» Do this:
Without the pictures, give the entries below again exactly as written.

(Recorded data)
■ ■ ■ ■ ■ ■ ■
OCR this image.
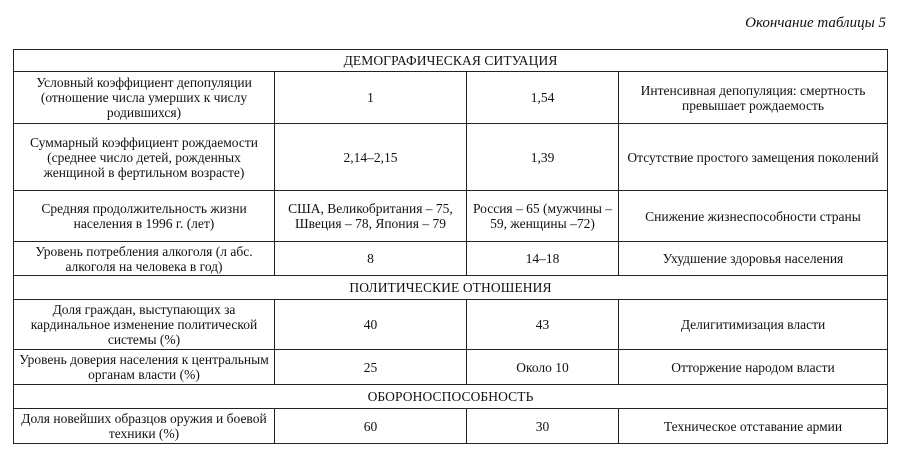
Окончание таблицы 5
ДЕМОГРАФИЧЕСКАЯ СИТУАЦИЯ			
Условный коэффициент депопуляции (отношение числа умерших к числу родившихся)	1	1,54	Интенсивная депопуляция: смертность превышает рождаемость
Суммарный коэффициент рождаемости (среднее число детей, рожденных женщиной в фертильном возрасте)	2,14–2,15	1,39	Отсутствие простого замещения поколений
Средняя продолжительность жизни населения в 1996 г. (лет)	США, Великобритания – 75, Швеция – 78, Япония – 79	Россия – 65 (мужчины – 59, женщины –72)	Снижение жизнеспособности страны
Уровень потребления алкоголя (л абс. алкоголя на человека в год)	8	14–18	Ухудшение здоровья населения
ПОЛИТИЧЕСКИЕ ОТНОШЕНИЯ			
Доля граждан, выступающих за кардинальное изменение политической системы (%)	40	43	Делигитимизация власти
Уровень доверия населения к центральным органам власти (%)	25	Около 10	Отторжение народом власти
ОБОРОНОСПОСОБНОСТЬ			
Доля новейших образцов оружия и боевой техники (%)	60	30	Техническое отставание армии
■ ■ ■ ■ ■ ■ ■
» Exercise result:
OCR this image.
Окончание таблицы 5
ДЕМОГРАФИЧЕСКАЯ СИТУАЦИЯ			
Условный коэффициент депопуляции (отношение числа умерших к числу родившихся)	1	1,54	Интенсивная депопуляция: смертность превышает рождаемость
Суммарный коэффициент рождаемости (среднее число детей, рожденных женщиной в фертильном возрасте)	2,14–2,15	1,39	Отсутствие простого замещения поколений
Средняя продолжительность жизни населения в 1996 г. (лет)	США, Великобритания – 75, Швеция – 78, Япония – 79	Россия – 65 (мужчины – 59, женщины –72)	Снижение жизнеспособности страны
Уровень потребления алкоголя (л абс. алкоголя на человека в год)	8	14–18	Ухудшение здоровья населения
ПОЛИТИЧЕСКИЕ ОТНОШЕНИЯ			
Доля граждан, выступающих за кардинальное изменение политической системы (%)	40	43	Делигитимизация власти
Уровень доверия населения к центральным органам власти (%)	25	Около 10	Отторжение народом власти
ОБОРОНОСПОСОБНОСТЬ			
Доля новейших образцов оружия и боевой техники (%)	60	30	Техническое отставание армии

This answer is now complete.